Extracted records ->
----------

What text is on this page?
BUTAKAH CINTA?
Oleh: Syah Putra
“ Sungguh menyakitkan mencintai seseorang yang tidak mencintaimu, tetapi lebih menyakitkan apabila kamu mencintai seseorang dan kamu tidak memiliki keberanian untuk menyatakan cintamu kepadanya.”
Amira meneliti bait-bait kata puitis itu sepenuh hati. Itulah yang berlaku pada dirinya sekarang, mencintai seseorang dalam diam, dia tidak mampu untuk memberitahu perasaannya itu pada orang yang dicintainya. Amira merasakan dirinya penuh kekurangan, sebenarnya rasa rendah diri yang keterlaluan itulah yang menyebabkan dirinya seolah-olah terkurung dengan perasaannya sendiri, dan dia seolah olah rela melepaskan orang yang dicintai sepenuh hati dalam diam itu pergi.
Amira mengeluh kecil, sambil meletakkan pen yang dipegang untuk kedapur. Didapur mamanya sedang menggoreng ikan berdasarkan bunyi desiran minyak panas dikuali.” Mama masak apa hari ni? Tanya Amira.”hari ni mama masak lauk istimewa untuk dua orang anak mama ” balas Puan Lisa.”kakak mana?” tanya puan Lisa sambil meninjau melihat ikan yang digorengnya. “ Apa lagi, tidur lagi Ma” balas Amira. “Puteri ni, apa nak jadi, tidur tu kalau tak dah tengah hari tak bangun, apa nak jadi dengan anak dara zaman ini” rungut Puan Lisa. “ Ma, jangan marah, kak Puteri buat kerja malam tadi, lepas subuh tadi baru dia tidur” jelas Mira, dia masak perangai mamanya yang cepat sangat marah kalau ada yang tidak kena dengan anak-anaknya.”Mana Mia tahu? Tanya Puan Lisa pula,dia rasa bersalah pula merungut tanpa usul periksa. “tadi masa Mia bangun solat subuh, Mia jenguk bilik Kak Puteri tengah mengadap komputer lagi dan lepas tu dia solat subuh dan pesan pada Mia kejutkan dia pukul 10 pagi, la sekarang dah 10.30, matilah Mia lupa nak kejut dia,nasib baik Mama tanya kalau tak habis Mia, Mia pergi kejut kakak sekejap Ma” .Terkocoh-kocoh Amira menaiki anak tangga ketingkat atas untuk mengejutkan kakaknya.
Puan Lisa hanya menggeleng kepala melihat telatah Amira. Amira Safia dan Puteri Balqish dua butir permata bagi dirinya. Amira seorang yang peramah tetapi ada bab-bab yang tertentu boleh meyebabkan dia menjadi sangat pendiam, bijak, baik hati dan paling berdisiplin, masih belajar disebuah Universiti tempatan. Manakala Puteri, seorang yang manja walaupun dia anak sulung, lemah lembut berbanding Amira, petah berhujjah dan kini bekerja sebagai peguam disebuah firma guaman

----------

JOB -> Give a word-for-word copy of the records.

RESULT OF THE TASK ->
What text is on this page?
BUTAKAH CINTA?
Oleh: Syah Putra
“ Sungguh menyakitkan mencintai seseorang yang tidak mencintaimu, tetapi lebih menyakitkan apabila kamu mencintai seseorang dan kamu tidak memiliki keberanian untuk menyatakan cintamu kepadanya.”
Amira meneliti bait-bait kata puitis itu sepenuh hati. Itulah yang berlaku pada dirinya sekarang, mencintai seseorang dalam diam, dia tidak mampu untuk memberitahu perasaannya itu pada orang yang dicintainya. Amira merasakan dirinya penuh kekurangan, sebenarnya rasa rendah diri yang keterlaluan itulah yang menyebabkan dirinya seolah-olah terkurung dengan perasaannya sendiri, dan dia seolah olah rela melepaskan orang yang dicintai sepenuh hati dalam diam itu pergi.
Amira mengeluh kecil, sambil meletakkan pen yang dipegang untuk kedapur. Didapur mamanya sedang menggoreng ikan berdasarkan bunyi desiran minyak panas dikuali.” Mama masak apa hari ni? Tanya Amira.”hari ni mama masak lauk istimewa untuk dua orang anak mama ” balas Puan Lisa.”kakak mana?” tanya puan Lisa sambil meninjau melihat ikan yang digorengnya. “ Apa lagi, tidur lagi Ma” balas Amira. “Puteri ni, apa nak jadi, tidur tu kalau tak dah tengah hari tak bangun, apa nak jadi dengan anak dara zaman ini” rungut Puan Lisa. “ Ma, jangan marah, kak Puteri buat kerja malam tadi, lepas subuh tadi baru dia tidur” jelas Mira, dia masak perangai mamanya yang cepat sangat marah kalau ada yang tidak kena dengan anak-anaknya.”Mana Mia tahu? Tanya Puan Lisa pula,dia rasa bersalah pula merungut tanpa usul periksa. “tadi masa Mia bangun solat subuh, Mia jenguk bilik Kak Puteri tengah mengadap komputer lagi dan lepas tu dia solat subuh dan pesan pada Mia kejutkan dia pukul 10 pagi, la sekarang dah 10.30, matilah Mia lupa nak kejut dia,nasib baik Mama tanya kalau tak habis Mia, Mia pergi kejut kakak sekejap Ma” .Terkocoh-kocoh Amira menaiki anak tangga ketingkat atas untuk mengejutkan kakaknya.
Puan Lisa hanya menggeleng kepala melihat telatah Amira. Amira Safia dan Puteri Balqish dua butir permata bagi dirinya. Amira seorang yang peramah tetapi ada bab-bab yang tertentu boleh meyebabkan dia menjadi sangat pendiam, bijak, baik hati dan paling berdisiplin, masih belajar disebuah Universiti tempatan. Manakala Puteri, seorang yang manja walaupun dia anak sulung, lemah lembut berbanding Amira, petah berhujjah dan kini bekerja sebagai peguam disebuah firma guaman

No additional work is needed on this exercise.